►
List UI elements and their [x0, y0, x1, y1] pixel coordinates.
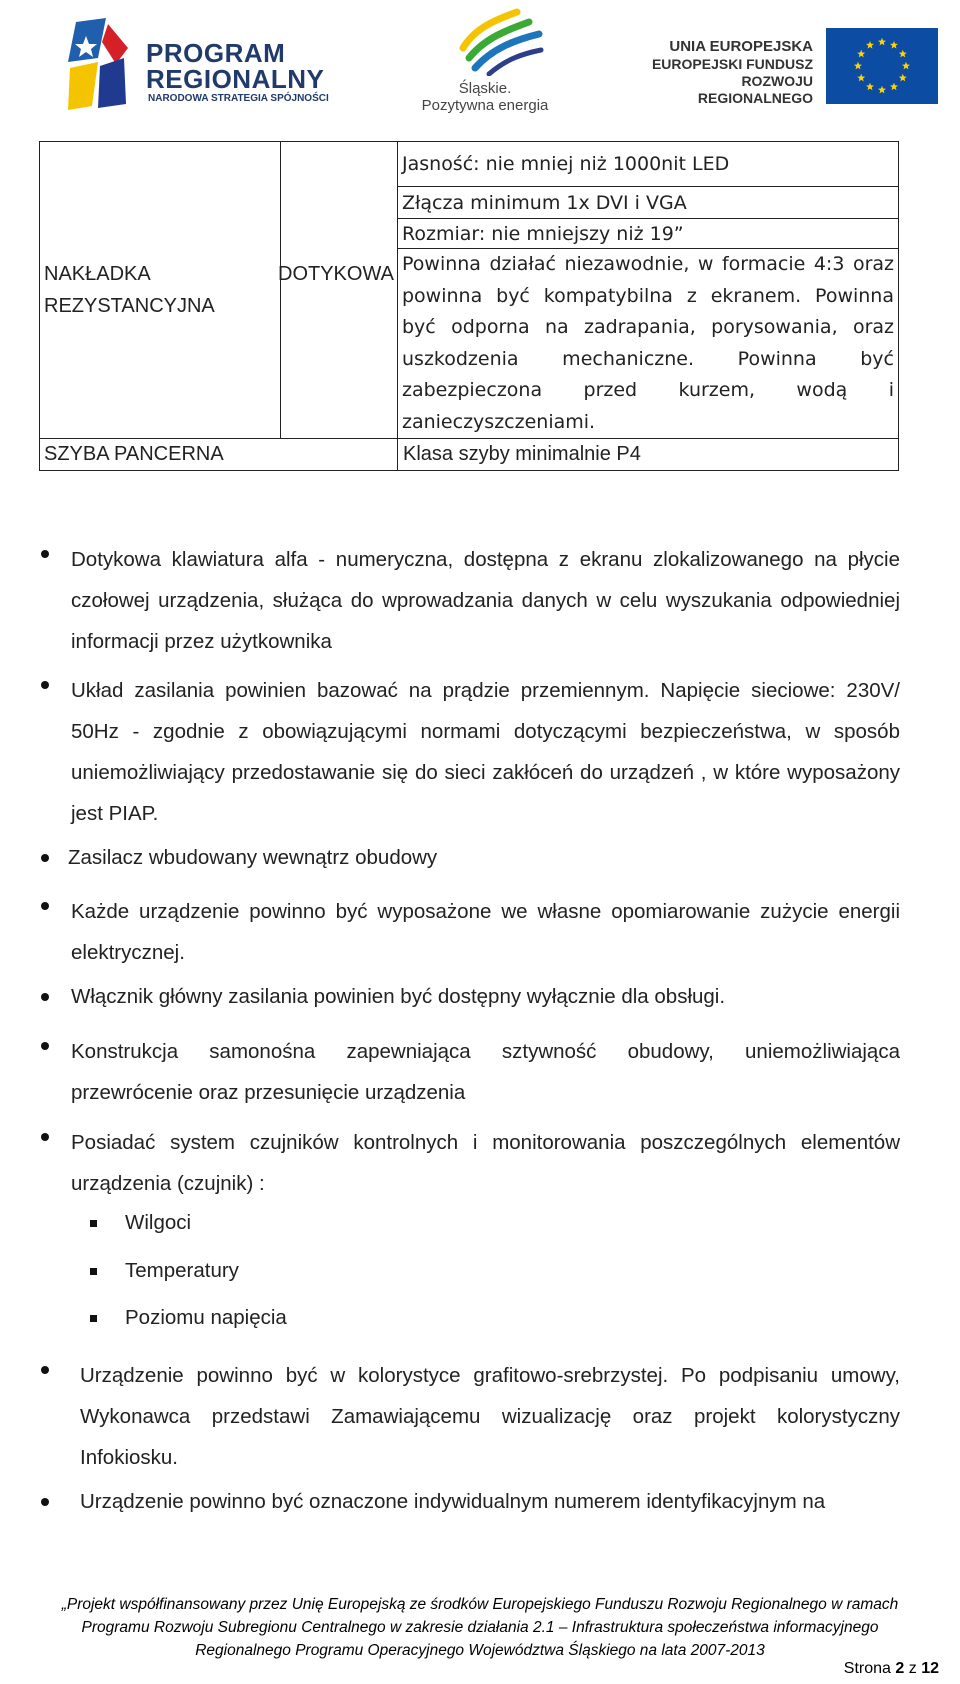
slaskie-logo — [410, 8, 560, 120]
footer-line3: Regionalnego Programu Operacyjnego Województwa Śląskiego na lata 2007-2013 — [195, 1642, 765, 1659]
list-item: Włącznik główny zasilania powinien być dostępny wyłącznie dla obsługi. — [71, 985, 726, 1008]
bullet-icon — [41, 993, 49, 1001]
sub-bullet-icon — [90, 1220, 97, 1227]
eu-logo-line2: EUROPEJSKI FUNDUSZ — [651, 56, 813, 72]
page-sep: z — [908, 1660, 917, 1677]
program-regionalny-emblem-icon — [68, 18, 146, 110]
list-item: Układ zasilania powinien bazować na prądzie przemiennym. Napięcie sieciowe: 230V/ 50Hz - zgodnie z obowiązującymi normami dotyczącymi bezpieczeństwa, w sposób uniemożliwiający przedostawanie się do sieci zakłóceń do urządzeń , w które wyposażony jest PIAP. — [71, 679, 900, 825]
slaskie-logo-name: Śląskie. — [458, 80, 512, 97]
list-item: Zasilacz wbudowany wewnątrz obudowy — [68, 846, 438, 869]
eu-logo-line3: ROZWOJU REGIONALNEGO — [697, 73, 813, 106]
overlay-description: Powinna działać niezawodnie, w formacie 4:3 oraz powinna być kompatybilna z ekranem. Powinna być odporna na zadrapania, porysowania, oraz uszkodzenia mechaniczne. Powinna być zabezpieczona przed kurzem, wodą i zanieczyszczeniami. — [398, 249, 899, 439]
overlay-mid-cell — [281, 142, 398, 439]
slaskie-waves-icon — [455, 8, 545, 76]
sensor-item: Wilgoci — [125, 1211, 192, 1234]
list-item: Urządzenie powinno być oznaczone indywidualnym numerem identyfikacyjnym na — [80, 1490, 826, 1513]
page-number — [844, 1660, 939, 1678]
overlay-label-line1: NAKŁADKA — [44, 263, 151, 285]
page-current: 2 — [895, 1660, 905, 1677]
program-logo-line2: REGIONALNY — [146, 64, 325, 94]
footer-line1: „Projekt współfinansowany przez Unię Europejską ze środków Europejskiego Funduszu Rozwoju Regionalnego w ramach — [61, 1596, 899, 1613]
glass-class: Klasa szyby minimalnie P4 — [398, 439, 899, 471]
bullet-icon — [41, 902, 49, 910]
eu-flag-icon — [826, 28, 938, 104]
glass-label: SZYBA PANCERNA — [40, 439, 398, 471]
overlay-label — [44, 258, 215, 322]
bullet-icon — [41, 854, 49, 862]
bullet-icon — [41, 1133, 49, 1141]
bullet-icon — [41, 1042, 49, 1050]
sub-bullet-icon — [90, 1315, 97, 1322]
list-item: Dotykowa klawiatura alfa - numeryczna, dostępna z ekranu zlokalizowanego na płycie czołowej urządzenia, służąca do wprowadzania danych w celu wyszukania odpowiedniej informacji przez użytkownika — [71, 548, 900, 653]
sensor-item: Temperatury — [125, 1259, 239, 1282]
eu-logo-line1: UNIA EUROPEJSKA — [669, 38, 813, 55]
program-logo-subtitle: NARODOWA STRATEGIA SPÓJNOŚCI — [148, 93, 329, 104]
sub-bullet-icon — [90, 1268, 97, 1275]
slaskie-logo-tagline: Pozytywna energia — [421, 97, 549, 114]
bullet-icon — [41, 1366, 49, 1374]
page-prefix: Strona — [843, 1660, 891, 1677]
table-row: Jasność: nie mniej niż 1000nit LED — [398, 142, 899, 187]
sensor-item: Poziomu napięcia — [125, 1306, 287, 1329]
footer-line2: Programu Rozwoju Subregionu Centralnego w zakresie działania 2.1 – Infrastruktura społeczeństwa informacyjnego — [81, 1619, 879, 1636]
list-item: Posiadać system czujników kontrolnych i monitorowania poszczególnych elementów urządzenia (czujnik) : — [71, 1131, 900, 1195]
overlay-type: DOTYKOWA — [278, 263, 394, 285]
page-total: 12 — [921, 1660, 939, 1677]
program-logo-line1: PROGRAM — [146, 38, 286, 68]
bullet-icon — [41, 1498, 49, 1506]
list-item: Konstrukcja samonośna zapewniająca sztywność obudowy, uniemożliwiająca przewrócenie oraz przesunięcie urządzenia — [71, 1040, 900, 1104]
list-item: Urządzenie powinno być w kolorystyce grafitowo-srebrzystej. Po podpisaniu umowy, Wykonawca przedstawi Zamawiającemu wizualizację oraz projekt kolorystyczny Infokiosku. — [80, 1364, 900, 1469]
program-regionalny-logo — [68, 18, 368, 113]
footer — [0, 1593, 960, 1662]
table-row: Złącza minimum 1x DVI i VGA — [398, 187, 899, 219]
table-row: Rozmiar: nie mniejszy niż 19” — [398, 219, 899, 249]
overlay-label-line2: REZYSTANCYJNA — [44, 295, 215, 317]
eu-logo — [628, 28, 940, 108]
list-item: Każde urządzenie powinno być wyposażone we własne opomiarowanie zużycie energii elektrycznej. — [71, 900, 900, 964]
bullet-icon — [41, 550, 49, 558]
bullet-icon — [41, 681, 49, 689]
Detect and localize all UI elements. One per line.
◄
WHAT IS EXPECTED: Copy every line of the items above word for word, leaving out the pictures.

CORRECT ANSWER:
List UI elements and their [x0, y0, x1, y1] pixel coordinates.
slaskie-logo — [410, 8, 560, 120]
footer-line3: Regionalnego Programu Operacyjnego Województwa Śląskiego na lata 2007-2013 — [195, 1642, 765, 1659]
list-item: Włącznik główny zasilania powinien być dostępny wyłącznie dla obsługi. — [71, 985, 726, 1008]
bullet-icon — [41, 993, 49, 1001]
sub-bullet-icon — [90, 1220, 97, 1227]
eu-logo-line2: EUROPEJSKI FUNDUSZ — [651, 56, 813, 72]
page-sep: z — [908, 1660, 917, 1677]
program-regionalny-emblem-icon — [68, 18, 146, 110]
list-item: Układ zasilania powinien bazować na prądzie przemiennym. Napięcie sieciowe: 230V/ 50Hz - zgodnie z obowiązującymi normami dotyczącymi bezpieczeństwa, w sposób uniemożliwiający przedostawanie się do sieci zakłóceń do urządzeń , w które wyposażony jest PIAP. — [71, 679, 900, 825]
slaskie-logo-name: Śląskie. — [458, 80, 512, 97]
list-item: Zasilacz wbudowany wewnątrz obudowy — [68, 846, 438, 869]
eu-logo-line3: ROZWOJU REGIONALNEGO — [697, 73, 813, 106]
overlay-description: Powinna działać niezawodnie, w formacie 4:3 oraz powinna być kompatybilna z ekranem. Powinna być odporna na zadrapania, porysowania, oraz uszkodzenia mechaniczne. Powinna być zabezpieczona przed kurzem, wodą i zanieczyszczeniami. — [398, 249, 899, 439]
overlay-mid-cell — [281, 142, 398, 439]
slaskie-waves-icon — [455, 8, 545, 76]
sensor-item: Wilgoci — [125, 1211, 192, 1234]
list-item: Urządzenie powinno być oznaczone indywidualnym numerem identyfikacyjnym na — [80, 1490, 826, 1513]
page-number — [844, 1660, 939, 1678]
overlay-label-line1: NAKŁADKA — [44, 263, 151, 285]
page-current: 2 — [895, 1660, 905, 1677]
program-logo-line2: REGIONALNY — [146, 64, 325, 94]
footer-line1: „Projekt współfinansowany przez Unię Europejską ze środków Europejskiego Funduszu Rozwoju Regionalnego w ramach — [61, 1596, 899, 1613]
glass-class: Klasa szyby minimalnie P4 — [398, 439, 899, 471]
bullet-icon — [41, 902, 49, 910]
eu-flag-icon — [826, 28, 938, 104]
glass-label: SZYBA PANCERNA — [40, 439, 398, 471]
overlay-label — [44, 258, 215, 322]
bullet-icon — [41, 854, 49, 862]
bullet-icon — [41, 1133, 49, 1141]
bullet-icon — [41, 1042, 49, 1050]
sub-bullet-icon — [90, 1315, 97, 1322]
list-item: Dotykowa klawiatura alfa - numeryczna, dostępna z ekranu zlokalizowanego na płycie czołowej urządzenia, służąca do wprowadzania danych w celu wyszukania odpowiedniej informacji przez użytkownika — [71, 548, 900, 653]
sensor-item: Temperatury — [125, 1259, 239, 1282]
eu-logo-line1: UNIA EUROPEJSKA — [669, 38, 813, 55]
program-logo-subtitle: NARODOWA STRATEGIA SPÓJNOŚCI — [148, 93, 329, 104]
sub-bullet-icon — [90, 1268, 97, 1275]
slaskie-logo-tagline: Pozytywna energia — [421, 97, 549, 114]
bullet-icon — [41, 1366, 49, 1374]
page-prefix: Strona — [843, 1660, 891, 1677]
table-row: Jasność: nie mniej niż 1000nit LED — [398, 142, 899, 187]
sensor-item: Poziomu napięcia — [125, 1306, 287, 1329]
footer-line2: Programu Rozwoju Subregionu Centralnego w zakresie działania 2.1 – Infrastruktura społeczeństwa informacyjnego — [81, 1619, 879, 1636]
list-item: Posiadać system czujników kontrolnych i monitorowania poszczególnych elementów urządzenia (czujnik) : — [71, 1131, 900, 1195]
overlay-type: DOTYKOWA — [278, 263, 394, 285]
page-total: 12 — [921, 1660, 939, 1677]
program-logo-line1: PROGRAM — [146, 38, 286, 68]
bullet-icon — [41, 1498, 49, 1506]
list-item: Konstrukcja samonośna zapewniająca sztywność obudowy, uniemożliwiająca przewrócenie oraz przesunięcie urządzenia — [71, 1040, 900, 1104]
list-item: Urządzenie powinno być w kolorystyce grafitowo-srebrzystej. Po podpisaniu umowy, Wykonawca przedstawi Zamawiającemu wizualizację oraz projekt kolorystyczny Infokiosku. — [80, 1364, 900, 1469]
program-regionalny-logo — [68, 18, 368, 113]
footer — [0, 1593, 960, 1662]
table-row: Złącza minimum 1x DVI i VGA — [398, 187, 899, 219]
table-row: Rozmiar: nie mniejszy niż 19” — [398, 219, 899, 249]
overlay-label-line2: REZYSTANCYJNA — [44, 295, 215, 317]
eu-logo — [628, 28, 940, 108]
list-item: Każde urządzenie powinno być wyposażone we własne opomiarowanie zużycie energii elektrycznej. — [71, 900, 900, 964]
bullet-icon — [41, 550, 49, 558]
bullet-icon — [41, 681, 49, 689]
Detect and localize all UI elements. One per line.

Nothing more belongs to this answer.